[Task details]: Filter the entries that follow, copying every line in which the word "Wind" appears.

═══ Data shown

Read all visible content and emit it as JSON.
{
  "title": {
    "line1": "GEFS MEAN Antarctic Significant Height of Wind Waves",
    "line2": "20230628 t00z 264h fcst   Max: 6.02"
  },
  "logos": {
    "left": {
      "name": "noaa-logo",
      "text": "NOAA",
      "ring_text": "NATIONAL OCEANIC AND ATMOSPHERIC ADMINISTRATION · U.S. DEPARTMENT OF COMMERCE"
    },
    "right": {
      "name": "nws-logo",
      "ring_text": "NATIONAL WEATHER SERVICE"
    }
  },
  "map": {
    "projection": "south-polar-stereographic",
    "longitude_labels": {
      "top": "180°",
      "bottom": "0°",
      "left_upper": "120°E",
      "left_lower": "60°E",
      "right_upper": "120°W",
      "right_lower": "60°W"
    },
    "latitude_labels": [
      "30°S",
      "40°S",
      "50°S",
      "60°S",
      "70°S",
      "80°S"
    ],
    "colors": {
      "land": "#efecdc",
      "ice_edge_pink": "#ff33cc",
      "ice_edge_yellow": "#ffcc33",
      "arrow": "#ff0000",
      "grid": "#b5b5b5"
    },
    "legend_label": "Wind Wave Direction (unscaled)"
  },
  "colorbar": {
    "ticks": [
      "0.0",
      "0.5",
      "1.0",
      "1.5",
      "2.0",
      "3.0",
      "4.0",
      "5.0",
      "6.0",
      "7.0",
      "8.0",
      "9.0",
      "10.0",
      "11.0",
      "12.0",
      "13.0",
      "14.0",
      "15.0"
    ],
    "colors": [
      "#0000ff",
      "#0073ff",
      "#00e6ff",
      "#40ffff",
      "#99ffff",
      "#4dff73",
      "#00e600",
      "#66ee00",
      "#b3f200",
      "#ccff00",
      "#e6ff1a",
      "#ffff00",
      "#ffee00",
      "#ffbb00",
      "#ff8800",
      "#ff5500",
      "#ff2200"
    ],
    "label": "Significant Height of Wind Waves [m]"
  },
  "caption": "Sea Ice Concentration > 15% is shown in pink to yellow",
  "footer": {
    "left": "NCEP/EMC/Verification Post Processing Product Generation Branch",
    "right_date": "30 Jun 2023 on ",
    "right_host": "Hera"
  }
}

══════

[The output]:
    "line1": "GEFS MEAN Antarctic Significant Height of Wind Waves",
    "legend_label": "Wind Wave Direction (unscaled)"
    "label": "Significant Height of Wind Waves [m]"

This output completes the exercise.